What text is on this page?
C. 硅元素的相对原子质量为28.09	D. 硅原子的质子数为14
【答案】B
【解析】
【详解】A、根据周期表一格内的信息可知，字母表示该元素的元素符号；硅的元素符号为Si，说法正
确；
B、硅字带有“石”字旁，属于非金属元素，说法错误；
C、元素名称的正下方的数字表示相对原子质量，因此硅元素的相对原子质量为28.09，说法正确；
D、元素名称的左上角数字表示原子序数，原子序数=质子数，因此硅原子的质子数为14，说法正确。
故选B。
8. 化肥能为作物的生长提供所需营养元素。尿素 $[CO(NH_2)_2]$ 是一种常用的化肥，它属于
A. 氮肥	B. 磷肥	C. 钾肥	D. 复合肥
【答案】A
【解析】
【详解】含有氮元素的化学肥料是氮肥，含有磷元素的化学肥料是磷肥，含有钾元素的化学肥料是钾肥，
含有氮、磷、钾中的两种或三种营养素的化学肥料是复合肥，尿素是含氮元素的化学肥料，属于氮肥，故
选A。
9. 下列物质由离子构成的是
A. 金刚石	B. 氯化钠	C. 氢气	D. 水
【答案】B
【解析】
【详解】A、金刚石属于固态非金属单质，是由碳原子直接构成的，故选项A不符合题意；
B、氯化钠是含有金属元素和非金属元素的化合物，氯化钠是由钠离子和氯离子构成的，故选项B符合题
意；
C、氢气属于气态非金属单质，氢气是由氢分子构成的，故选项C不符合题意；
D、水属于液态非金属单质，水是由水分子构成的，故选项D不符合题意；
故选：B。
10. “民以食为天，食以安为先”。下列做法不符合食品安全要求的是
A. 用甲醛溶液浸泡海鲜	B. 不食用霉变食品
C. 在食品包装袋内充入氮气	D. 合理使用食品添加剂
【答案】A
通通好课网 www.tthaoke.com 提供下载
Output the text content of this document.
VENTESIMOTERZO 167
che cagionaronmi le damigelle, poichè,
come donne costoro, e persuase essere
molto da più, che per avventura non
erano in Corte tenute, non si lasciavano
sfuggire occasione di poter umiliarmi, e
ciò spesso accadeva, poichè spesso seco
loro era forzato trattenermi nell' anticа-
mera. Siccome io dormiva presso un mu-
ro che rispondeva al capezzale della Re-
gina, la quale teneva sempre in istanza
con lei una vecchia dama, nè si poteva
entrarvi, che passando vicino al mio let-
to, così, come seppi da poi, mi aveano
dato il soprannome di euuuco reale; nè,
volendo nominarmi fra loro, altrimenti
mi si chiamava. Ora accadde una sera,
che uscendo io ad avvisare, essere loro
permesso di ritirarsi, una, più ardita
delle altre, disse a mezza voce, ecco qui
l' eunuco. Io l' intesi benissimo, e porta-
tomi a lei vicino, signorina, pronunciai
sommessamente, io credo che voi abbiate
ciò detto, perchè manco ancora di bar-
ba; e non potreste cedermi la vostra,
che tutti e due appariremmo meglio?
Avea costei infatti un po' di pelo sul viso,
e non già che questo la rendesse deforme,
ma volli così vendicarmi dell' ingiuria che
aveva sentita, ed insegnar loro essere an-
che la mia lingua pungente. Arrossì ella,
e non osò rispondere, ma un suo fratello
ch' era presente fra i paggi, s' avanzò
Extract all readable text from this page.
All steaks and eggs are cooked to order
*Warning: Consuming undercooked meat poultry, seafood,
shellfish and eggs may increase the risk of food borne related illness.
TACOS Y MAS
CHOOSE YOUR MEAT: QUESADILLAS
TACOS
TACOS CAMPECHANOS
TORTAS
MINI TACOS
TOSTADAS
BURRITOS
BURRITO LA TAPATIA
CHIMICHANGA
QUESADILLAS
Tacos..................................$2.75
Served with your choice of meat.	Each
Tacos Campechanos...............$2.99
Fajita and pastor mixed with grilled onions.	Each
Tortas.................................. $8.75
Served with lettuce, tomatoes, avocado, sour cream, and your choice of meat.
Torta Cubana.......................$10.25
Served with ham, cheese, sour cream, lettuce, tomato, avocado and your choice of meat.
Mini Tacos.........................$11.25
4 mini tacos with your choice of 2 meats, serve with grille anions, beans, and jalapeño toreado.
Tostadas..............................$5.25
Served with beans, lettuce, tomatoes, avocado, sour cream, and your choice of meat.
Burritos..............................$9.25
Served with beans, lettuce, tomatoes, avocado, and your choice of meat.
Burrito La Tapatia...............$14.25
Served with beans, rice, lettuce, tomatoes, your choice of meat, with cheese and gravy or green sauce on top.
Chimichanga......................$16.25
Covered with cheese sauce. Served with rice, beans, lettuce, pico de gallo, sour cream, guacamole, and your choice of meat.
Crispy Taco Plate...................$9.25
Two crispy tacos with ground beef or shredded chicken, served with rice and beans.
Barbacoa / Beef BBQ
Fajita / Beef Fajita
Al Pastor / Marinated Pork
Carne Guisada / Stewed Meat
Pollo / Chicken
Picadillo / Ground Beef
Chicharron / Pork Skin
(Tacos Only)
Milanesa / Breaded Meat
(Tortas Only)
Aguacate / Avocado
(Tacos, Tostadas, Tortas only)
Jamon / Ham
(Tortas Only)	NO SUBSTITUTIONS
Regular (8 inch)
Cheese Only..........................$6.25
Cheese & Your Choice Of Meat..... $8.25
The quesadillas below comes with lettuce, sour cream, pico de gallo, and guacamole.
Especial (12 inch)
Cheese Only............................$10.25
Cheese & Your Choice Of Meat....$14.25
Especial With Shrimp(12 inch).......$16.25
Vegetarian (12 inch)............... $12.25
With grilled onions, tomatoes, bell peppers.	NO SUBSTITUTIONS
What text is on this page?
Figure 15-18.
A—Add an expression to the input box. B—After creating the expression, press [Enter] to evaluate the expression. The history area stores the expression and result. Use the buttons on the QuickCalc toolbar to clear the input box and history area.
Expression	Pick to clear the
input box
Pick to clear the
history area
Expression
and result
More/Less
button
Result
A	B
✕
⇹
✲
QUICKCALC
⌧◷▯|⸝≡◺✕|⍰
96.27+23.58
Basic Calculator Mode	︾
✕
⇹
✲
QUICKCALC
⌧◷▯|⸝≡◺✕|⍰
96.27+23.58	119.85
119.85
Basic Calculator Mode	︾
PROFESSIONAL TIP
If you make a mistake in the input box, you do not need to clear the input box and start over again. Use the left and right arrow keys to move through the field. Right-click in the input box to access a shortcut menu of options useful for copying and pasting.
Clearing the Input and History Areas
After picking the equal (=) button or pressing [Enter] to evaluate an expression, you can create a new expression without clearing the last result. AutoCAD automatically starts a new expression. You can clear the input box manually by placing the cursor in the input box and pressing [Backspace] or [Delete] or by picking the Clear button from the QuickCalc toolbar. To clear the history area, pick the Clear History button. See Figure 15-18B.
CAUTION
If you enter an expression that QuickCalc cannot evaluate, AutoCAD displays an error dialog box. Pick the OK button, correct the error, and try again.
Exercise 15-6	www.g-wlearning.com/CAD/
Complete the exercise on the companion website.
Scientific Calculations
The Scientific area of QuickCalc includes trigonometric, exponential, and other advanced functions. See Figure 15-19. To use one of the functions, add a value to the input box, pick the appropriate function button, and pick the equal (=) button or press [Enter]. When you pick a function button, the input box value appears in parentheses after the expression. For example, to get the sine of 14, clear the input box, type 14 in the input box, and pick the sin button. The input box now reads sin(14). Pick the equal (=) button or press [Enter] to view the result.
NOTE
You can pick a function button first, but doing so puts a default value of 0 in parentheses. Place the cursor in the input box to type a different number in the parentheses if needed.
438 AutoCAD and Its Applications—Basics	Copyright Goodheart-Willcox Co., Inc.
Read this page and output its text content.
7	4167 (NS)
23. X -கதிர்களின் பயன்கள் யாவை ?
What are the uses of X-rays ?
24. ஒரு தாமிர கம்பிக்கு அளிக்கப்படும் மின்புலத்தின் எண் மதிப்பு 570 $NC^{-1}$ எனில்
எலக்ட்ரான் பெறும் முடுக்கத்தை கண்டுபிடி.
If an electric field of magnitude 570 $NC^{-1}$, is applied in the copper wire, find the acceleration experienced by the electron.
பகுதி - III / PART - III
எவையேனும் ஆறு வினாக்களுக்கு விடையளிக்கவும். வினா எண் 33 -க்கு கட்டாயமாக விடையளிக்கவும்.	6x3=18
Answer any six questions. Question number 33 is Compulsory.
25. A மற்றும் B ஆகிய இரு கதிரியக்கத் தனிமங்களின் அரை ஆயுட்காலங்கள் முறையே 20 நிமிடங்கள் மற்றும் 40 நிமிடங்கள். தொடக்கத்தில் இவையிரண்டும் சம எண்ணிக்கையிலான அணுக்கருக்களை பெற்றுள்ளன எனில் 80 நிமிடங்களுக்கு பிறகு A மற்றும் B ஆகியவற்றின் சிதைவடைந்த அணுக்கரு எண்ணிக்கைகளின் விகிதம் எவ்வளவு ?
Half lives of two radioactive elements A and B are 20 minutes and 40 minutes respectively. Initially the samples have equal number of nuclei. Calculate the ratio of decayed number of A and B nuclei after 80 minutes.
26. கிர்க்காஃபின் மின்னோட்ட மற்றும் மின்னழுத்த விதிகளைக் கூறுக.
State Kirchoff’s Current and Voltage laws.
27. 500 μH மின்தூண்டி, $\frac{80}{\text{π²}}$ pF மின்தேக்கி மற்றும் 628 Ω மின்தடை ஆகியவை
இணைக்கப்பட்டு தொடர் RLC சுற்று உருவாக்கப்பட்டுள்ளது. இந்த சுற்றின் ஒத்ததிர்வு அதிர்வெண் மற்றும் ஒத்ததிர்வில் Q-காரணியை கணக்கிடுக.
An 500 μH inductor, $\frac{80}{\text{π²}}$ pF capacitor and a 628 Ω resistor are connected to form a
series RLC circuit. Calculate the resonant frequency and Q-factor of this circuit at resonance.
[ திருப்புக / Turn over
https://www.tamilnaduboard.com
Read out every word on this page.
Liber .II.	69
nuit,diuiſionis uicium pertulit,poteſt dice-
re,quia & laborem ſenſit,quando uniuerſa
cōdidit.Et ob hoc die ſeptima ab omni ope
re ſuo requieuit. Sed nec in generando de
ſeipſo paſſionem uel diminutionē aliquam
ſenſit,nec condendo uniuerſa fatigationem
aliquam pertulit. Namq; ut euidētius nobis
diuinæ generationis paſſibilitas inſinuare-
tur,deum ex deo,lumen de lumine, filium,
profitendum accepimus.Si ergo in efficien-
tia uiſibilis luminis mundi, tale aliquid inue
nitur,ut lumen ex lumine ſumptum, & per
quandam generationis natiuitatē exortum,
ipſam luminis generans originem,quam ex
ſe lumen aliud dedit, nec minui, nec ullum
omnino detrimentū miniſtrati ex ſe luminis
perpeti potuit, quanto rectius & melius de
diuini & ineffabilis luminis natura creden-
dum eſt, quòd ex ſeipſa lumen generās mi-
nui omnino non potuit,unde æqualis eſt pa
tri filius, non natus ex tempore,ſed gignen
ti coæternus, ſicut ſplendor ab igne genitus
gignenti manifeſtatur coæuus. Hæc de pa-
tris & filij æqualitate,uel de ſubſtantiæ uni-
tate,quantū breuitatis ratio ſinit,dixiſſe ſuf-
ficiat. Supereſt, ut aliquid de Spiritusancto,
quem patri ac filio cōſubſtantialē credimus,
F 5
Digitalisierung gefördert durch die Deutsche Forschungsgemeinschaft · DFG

━━━

Counting only lines of the data above that hold "Especial", report the total and nothing else.

### Exercise answer
2